> [GOAL OF THE EXERCISE]
Write out all of the data exactly as it appears.

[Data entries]
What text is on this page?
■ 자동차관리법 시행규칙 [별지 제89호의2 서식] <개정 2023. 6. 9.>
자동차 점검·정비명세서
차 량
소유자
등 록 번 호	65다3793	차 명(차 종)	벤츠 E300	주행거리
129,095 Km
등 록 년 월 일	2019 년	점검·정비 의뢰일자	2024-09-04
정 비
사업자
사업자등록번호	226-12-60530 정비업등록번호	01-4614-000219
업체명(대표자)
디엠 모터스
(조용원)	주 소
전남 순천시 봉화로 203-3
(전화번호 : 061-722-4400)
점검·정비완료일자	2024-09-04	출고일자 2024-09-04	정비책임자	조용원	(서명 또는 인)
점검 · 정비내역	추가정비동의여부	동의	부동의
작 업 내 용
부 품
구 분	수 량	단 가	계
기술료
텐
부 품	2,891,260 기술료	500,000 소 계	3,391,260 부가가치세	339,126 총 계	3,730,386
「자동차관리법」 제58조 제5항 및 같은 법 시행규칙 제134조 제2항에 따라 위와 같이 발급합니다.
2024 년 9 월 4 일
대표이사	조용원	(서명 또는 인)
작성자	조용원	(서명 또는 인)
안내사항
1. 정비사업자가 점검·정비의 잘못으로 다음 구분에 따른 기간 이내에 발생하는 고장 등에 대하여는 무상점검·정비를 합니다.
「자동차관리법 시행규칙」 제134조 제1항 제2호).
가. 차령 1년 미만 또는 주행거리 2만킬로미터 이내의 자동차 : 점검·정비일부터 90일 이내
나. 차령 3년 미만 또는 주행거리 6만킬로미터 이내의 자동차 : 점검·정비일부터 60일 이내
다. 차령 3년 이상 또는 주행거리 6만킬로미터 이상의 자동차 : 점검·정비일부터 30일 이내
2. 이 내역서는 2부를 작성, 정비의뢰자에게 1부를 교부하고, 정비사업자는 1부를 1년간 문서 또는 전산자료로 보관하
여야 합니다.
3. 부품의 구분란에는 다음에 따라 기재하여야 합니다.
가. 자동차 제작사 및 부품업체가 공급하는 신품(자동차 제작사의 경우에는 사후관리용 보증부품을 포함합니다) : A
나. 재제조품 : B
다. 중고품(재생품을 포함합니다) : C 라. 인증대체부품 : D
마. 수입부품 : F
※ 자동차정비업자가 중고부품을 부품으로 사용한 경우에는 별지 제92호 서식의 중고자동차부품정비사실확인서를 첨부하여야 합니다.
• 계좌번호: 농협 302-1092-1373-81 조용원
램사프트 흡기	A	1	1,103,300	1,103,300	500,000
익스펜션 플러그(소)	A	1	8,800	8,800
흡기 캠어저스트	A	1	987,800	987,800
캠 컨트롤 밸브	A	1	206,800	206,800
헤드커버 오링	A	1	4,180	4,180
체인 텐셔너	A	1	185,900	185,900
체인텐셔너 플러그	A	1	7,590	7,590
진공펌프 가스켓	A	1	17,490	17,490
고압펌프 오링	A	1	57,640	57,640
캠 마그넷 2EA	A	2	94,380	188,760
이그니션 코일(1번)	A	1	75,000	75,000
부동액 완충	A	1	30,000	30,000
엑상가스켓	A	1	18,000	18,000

> [ANSWER TO THE PROBLEM]
What text is on this page?
■ 자동차관리법 시행규칙 [별지 제89호의2 서식] <개정 2023. 6. 9.>
자동차 점검·정비명세서
차 량
소유자
등 록 번 호	65다3793	차 명(차 종)	벤츠 E300	주행거리
129,095 Km
등 록 년 월 일	2019 년	점검·정비 의뢰일자	2024-09-04
정 비
사업자
사업자등록번호	226-12-60530 정비업등록번호	01-4614-000219
업체명(대표자)
디엠 모터스
(조용원)	주 소
전남 순천시 봉화로 203-3
(전화번호 : 061-722-4400)
점검·정비완료일자	2024-09-04	출고일자 2024-09-04	정비책임자	조용원	(서명 또는 인)
점검 · 정비내역	추가정비동의여부	동의	부동의
작 업 내 용
부 품
구 분	수 량	단 가	계
기술료
텐
부 품	2,891,260 기술료	500,000 소 계	3,391,260 부가가치세	339,126 총 계	3,730,386
「자동차관리법」 제58조 제5항 및 같은 법 시행규칙 제134조 제2항에 따라 위와 같이 발급합니다.
2024 년 9 월 4 일
대표이사	조용원	(서명 또는 인)
작성자	조용원	(서명 또는 인)
안내사항
1. 정비사업자가 점검·정비의 잘못으로 다음 구분에 따른 기간 이내에 발생하는 고장 등에 대하여는 무상점검·정비를 합니다.
「자동차관리법 시행규칙」 제134조 제1항 제2호).
가. 차령 1년 미만 또는 주행거리 2만킬로미터 이내의 자동차 : 점검·정비일부터 90일 이내
나. 차령 3년 미만 또는 주행거리 6만킬로미터 이내의 자동차 : 점검·정비일부터 60일 이내
다. 차령 3년 이상 또는 주행거리 6만킬로미터 이상의 자동차 : 점검·정비일부터 30일 이내
2. 이 내역서는 2부를 작성, 정비의뢰자에게 1부를 교부하고, 정비사업자는 1부를 1년간 문서 또는 전산자료로 보관하
여야 합니다.
3. 부품의 구분란에는 다음에 따라 기재하여야 합니다.
가. 자동차 제작사 및 부품업체가 공급하는 신품(자동차 제작사의 경우에는 사후관리용 보증부품을 포함합니다) : A
나. 재제조품 : B
다. 중고품(재생품을 포함합니다) : C 라. 인증대체부품 : D
마. 수입부품 : F
※ 자동차정비업자가 중고부품을 부품으로 사용한 경우에는 별지 제92호 서식의 중고자동차부품정비사실확인서를 첨부하여야 합니다.
• 계좌번호: 농협 302-1092-1373-81 조용원
램사프트 흡기	A	1	1,103,300	1,103,300	500,000
익스펜션 플러그(소)	A	1	8,800	8,800
흡기 캠어저스트	A	1	987,800	987,800
캠 컨트롤 밸브	A	1	206,800	206,800
헤드커버 오링	A	1	4,180	4,180
체인 텐셔너	A	1	185,900	185,900
체인텐셔너 플러그	A	1	7,590	7,590
진공펌프 가스켓	A	1	17,490	17,490
고압펌프 오링	A	1	57,640	57,640
캠 마그넷 2EA	A	2	94,380	188,760
이그니션 코일(1번)	A	1	75,000	75,000
부동액 완충	A	1	30,000	30,000
엑상가스켓	A	1	18,000	18,000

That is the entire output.